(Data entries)
+++

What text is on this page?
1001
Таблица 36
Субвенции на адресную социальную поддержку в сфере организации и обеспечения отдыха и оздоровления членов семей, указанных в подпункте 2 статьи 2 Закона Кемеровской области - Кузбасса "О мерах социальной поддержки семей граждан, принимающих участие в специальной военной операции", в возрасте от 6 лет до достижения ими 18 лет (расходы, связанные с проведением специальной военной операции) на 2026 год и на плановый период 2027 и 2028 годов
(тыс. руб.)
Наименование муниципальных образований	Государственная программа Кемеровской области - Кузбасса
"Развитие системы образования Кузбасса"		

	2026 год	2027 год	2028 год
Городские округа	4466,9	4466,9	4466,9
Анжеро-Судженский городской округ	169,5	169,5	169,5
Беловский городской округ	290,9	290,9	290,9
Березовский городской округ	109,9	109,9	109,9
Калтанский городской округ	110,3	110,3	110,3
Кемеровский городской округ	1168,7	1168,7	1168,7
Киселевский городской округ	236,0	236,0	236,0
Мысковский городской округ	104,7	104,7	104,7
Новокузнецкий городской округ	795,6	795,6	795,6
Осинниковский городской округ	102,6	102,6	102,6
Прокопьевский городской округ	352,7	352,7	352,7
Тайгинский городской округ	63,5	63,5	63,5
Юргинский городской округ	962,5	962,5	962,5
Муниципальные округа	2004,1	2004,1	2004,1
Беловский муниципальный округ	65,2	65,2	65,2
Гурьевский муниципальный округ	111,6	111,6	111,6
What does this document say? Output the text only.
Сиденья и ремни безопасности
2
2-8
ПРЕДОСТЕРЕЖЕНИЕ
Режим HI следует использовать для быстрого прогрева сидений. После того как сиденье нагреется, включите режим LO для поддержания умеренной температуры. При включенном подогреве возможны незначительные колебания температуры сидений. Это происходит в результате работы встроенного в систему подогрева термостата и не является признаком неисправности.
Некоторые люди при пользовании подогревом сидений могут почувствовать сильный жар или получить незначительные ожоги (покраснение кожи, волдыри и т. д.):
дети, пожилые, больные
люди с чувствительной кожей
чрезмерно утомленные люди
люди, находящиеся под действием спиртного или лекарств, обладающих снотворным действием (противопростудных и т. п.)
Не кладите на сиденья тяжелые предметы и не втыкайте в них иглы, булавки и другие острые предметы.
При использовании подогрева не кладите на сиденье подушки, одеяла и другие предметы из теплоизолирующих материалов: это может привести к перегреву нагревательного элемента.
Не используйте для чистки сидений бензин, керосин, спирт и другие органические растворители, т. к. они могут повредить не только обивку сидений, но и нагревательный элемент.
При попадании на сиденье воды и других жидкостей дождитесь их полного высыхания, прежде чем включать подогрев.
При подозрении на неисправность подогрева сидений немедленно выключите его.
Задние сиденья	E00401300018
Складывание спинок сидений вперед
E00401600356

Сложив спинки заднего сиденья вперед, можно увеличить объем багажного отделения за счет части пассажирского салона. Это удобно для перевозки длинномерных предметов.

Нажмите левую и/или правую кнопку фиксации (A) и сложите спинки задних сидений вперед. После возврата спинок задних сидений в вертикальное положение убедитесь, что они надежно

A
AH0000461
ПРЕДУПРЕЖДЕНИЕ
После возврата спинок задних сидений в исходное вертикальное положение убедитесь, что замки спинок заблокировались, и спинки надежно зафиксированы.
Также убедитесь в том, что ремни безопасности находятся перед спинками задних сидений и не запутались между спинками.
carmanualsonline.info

+++

* Directions
Every record above needs to be repeated word for word.

* Full solution
What text is on this page?
1001
Таблица 36
Субвенции на адресную социальную поддержку в сфере организации и обеспечения отдыха и оздоровления членов семей, указанных в подпункте 2 статьи 2 Закона Кемеровской области - Кузбасса "О мерах социальной поддержки семей граждан, принимающих участие в специальной военной операции", в возрасте от 6 лет до достижения ими 18 лет (расходы, связанные с проведением специальной военной операции) на 2026 год и на плановый период 2027 и 2028 годов
(тыс. руб.)
Наименование муниципальных образований	Государственная программа Кемеровской области - Кузбасса
"Развитие системы образования Кузбасса"		

	2026 год	2027 год	2028 год
Городские округа	4466,9	4466,9	4466,9
Анжеро-Судженский городской округ	169,5	169,5	169,5
Беловский городской округ	290,9	290,9	290,9
Березовский городской округ	109,9	109,9	109,9
Калтанский городской округ	110,3	110,3	110,3
Кемеровский городской округ	1168,7	1168,7	1168,7
Киселевский городской округ	236,0	236,0	236,0
Мысковский городской округ	104,7	104,7	104,7
Новокузнецкий городской округ	795,6	795,6	795,6
Осинниковский городской округ	102,6	102,6	102,6
Прокопьевский городской округ	352,7	352,7	352,7
Тайгинский городской округ	63,5	63,5	63,5
Юргинский городской округ	962,5	962,5	962,5
Муниципальные округа	2004,1	2004,1	2004,1
Беловский муниципальный округ	65,2	65,2	65,2
Гурьевский муниципальный округ	111,6	111,6	111,6
What does this document say? Output the text only.
Сиденья и ремни безопасности
2
2-8
ПРЕДОСТЕРЕЖЕНИЕ
Режим HI следует использовать для быстрого прогрева сидений. После того как сиденье нагреется, включите режим LO для поддержания умеренной температуры. При включенном подогреве возможны незначительные колебания температуры сидений. Это происходит в результате работы встроенного в систему подогрева термостата и не является признаком неисправности.
Некоторые люди при пользовании подогревом сидений могут почувствовать сильный жар или получить незначительные ожоги (покраснение кожи, волдыри и т. д.):
дети, пожилые, больные
люди с чувствительной кожей
чрезмерно утомленные люди
люди, находящиеся под действием спиртного или лекарств, обладающих снотворным действием (противопростудных и т. п.)
Не кладите на сиденья тяжелые предметы и не втыкайте в них иглы, булавки и другие острые предметы.
При использовании подогрева не кладите на сиденье подушки, одеяла и другие предметы из теплоизолирующих материалов: это может привести к перегреву нагревательного элемента.
Не используйте для чистки сидений бензин, керосин, спирт и другие органические растворители, т. к. они могут повредить не только обивку сидений, но и нагревательный элемент.
При попадании на сиденье воды и других жидкостей дождитесь их полного высыхания, прежде чем включать подогрев.
При подозрении на неисправность подогрева сидений немедленно выключите его.
Задние сиденья	E00401300018
Складывание спинок сидений вперед
E00401600356

Сложив спинки заднего сиденья вперед, можно увеличить объем багажного отделения за счет части пассажирского салона. Это удобно для перевозки длинномерных предметов.

Нажмите левую и/или правую кнопку фиксации (A) и сложите спинки задних сидений вперед. После возврата спинок задних сидений в вертикальное положение убедитесь, что они надежно

A
AH0000461
ПРЕДУПРЕЖДЕНИЕ
После возврата спинок задних сидений в исходное вертикальное положение убедитесь, что замки спинок заблокировались, и спинки надежно зафиксированы.
Также убедитесь в том, что ремни безопасности находятся перед спинками задних сидений и не запутались между спинками.
carmanualsonline.info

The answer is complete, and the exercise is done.